— Start THE DATA —

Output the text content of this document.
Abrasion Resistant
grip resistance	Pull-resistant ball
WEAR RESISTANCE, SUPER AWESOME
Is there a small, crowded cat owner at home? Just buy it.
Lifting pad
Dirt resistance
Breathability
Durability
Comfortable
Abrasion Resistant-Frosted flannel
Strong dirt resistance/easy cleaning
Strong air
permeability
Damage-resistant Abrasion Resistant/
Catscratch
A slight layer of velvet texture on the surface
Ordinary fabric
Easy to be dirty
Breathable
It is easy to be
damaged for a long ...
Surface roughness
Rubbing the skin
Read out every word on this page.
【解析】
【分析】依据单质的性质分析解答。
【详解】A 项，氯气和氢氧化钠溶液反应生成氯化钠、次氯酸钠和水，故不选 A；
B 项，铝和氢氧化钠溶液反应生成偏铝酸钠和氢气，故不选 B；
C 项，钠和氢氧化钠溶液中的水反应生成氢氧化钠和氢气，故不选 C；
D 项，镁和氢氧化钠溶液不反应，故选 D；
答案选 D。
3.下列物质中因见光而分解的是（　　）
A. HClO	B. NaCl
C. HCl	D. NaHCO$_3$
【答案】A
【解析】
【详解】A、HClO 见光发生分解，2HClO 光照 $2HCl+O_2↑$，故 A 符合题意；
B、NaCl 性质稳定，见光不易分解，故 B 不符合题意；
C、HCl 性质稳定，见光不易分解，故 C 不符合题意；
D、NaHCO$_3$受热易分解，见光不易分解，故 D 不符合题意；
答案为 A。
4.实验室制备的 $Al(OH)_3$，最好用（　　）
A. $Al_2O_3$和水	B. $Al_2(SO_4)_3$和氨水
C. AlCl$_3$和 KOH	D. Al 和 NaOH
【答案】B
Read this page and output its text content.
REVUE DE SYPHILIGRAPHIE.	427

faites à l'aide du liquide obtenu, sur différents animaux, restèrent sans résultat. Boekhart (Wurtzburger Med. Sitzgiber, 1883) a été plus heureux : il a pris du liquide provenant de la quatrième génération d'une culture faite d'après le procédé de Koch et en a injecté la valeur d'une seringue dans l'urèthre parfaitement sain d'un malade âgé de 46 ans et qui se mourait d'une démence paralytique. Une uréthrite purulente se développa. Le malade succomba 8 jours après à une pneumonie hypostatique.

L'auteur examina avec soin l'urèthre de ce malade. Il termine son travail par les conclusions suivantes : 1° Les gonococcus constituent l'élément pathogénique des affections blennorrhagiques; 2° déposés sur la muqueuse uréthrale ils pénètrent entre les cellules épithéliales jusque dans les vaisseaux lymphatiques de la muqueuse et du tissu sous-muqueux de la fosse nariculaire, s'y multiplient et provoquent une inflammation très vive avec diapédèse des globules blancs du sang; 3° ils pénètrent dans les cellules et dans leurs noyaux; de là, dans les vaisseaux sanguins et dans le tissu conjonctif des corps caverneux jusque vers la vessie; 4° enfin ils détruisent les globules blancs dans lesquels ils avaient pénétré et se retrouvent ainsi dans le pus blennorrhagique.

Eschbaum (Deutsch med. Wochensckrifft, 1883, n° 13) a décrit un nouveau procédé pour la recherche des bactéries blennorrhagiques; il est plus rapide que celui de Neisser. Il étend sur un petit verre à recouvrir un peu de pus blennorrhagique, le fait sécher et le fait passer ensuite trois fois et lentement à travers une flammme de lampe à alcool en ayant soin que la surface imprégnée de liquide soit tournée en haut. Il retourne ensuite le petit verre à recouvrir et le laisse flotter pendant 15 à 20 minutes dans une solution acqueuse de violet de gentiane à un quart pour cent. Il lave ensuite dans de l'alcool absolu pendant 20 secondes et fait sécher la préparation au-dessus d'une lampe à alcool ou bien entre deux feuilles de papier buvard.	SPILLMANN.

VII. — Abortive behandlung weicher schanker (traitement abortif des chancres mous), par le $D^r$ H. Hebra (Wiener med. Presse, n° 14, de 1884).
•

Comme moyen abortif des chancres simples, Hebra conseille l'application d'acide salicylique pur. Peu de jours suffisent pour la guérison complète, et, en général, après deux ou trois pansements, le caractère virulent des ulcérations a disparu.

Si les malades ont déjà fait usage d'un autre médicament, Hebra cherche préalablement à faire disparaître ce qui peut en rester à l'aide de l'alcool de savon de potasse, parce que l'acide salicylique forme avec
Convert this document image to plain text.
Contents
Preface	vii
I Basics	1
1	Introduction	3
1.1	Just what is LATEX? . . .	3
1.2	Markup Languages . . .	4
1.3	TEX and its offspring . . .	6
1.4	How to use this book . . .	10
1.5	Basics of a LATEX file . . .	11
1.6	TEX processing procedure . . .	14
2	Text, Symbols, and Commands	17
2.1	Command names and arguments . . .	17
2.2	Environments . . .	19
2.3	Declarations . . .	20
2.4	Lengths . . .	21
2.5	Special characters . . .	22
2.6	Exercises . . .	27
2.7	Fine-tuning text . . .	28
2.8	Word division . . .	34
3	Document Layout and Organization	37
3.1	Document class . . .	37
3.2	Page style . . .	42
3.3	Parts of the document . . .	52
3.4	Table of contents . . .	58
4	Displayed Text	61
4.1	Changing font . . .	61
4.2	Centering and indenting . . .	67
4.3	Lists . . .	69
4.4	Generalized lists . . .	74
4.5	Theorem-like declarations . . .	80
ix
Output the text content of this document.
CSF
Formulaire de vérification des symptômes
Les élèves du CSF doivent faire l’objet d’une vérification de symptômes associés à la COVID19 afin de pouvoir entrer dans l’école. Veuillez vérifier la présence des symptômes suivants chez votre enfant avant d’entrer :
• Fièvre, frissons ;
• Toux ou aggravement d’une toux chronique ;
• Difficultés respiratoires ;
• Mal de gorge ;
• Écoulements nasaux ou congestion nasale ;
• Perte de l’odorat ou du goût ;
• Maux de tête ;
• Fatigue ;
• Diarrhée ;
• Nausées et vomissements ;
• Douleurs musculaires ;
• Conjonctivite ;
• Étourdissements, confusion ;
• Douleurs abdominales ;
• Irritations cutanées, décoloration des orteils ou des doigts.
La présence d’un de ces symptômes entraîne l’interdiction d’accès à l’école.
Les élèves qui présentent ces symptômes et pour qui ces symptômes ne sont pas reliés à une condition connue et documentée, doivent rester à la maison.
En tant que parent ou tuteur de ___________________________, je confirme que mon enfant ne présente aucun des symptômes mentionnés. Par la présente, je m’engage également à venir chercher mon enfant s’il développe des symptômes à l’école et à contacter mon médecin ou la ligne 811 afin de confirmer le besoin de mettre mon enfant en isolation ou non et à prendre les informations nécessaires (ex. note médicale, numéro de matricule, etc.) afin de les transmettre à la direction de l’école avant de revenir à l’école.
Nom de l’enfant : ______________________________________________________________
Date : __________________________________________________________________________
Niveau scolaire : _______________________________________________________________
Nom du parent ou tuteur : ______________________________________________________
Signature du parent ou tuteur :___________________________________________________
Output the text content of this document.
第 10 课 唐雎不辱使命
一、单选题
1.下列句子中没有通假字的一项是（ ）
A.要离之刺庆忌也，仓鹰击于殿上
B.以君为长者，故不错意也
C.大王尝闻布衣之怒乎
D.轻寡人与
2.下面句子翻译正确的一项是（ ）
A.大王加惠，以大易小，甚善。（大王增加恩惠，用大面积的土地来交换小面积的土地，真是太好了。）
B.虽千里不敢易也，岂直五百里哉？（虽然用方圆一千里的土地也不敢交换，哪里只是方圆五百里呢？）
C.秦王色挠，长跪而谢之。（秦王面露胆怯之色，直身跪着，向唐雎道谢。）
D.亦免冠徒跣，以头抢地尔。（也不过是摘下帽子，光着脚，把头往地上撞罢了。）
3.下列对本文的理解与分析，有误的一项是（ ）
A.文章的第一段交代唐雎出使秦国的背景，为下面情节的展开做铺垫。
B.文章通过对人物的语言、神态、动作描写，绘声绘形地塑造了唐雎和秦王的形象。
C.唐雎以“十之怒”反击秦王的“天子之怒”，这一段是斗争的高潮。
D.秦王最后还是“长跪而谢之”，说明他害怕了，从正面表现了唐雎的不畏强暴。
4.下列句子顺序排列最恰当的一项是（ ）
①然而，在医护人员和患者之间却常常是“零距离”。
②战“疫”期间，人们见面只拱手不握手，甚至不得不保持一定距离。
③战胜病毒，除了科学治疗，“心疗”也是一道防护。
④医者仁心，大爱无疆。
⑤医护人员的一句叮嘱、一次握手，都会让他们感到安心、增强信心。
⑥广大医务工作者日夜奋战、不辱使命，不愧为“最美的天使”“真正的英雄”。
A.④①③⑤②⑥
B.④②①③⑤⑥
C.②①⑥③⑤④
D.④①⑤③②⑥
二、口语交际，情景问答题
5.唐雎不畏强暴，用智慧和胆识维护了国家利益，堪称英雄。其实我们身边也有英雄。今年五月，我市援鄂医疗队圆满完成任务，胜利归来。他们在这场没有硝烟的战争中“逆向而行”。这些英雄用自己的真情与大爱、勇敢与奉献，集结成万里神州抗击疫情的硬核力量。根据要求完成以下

— End THE DATA —

> [EXERCISE OBJECTIVE] Search the data for the word "Basics" and copy each line where it appears.

> [THE ANSWER]
I Basics	1
1.5	Basics of a LATEX file . . .	11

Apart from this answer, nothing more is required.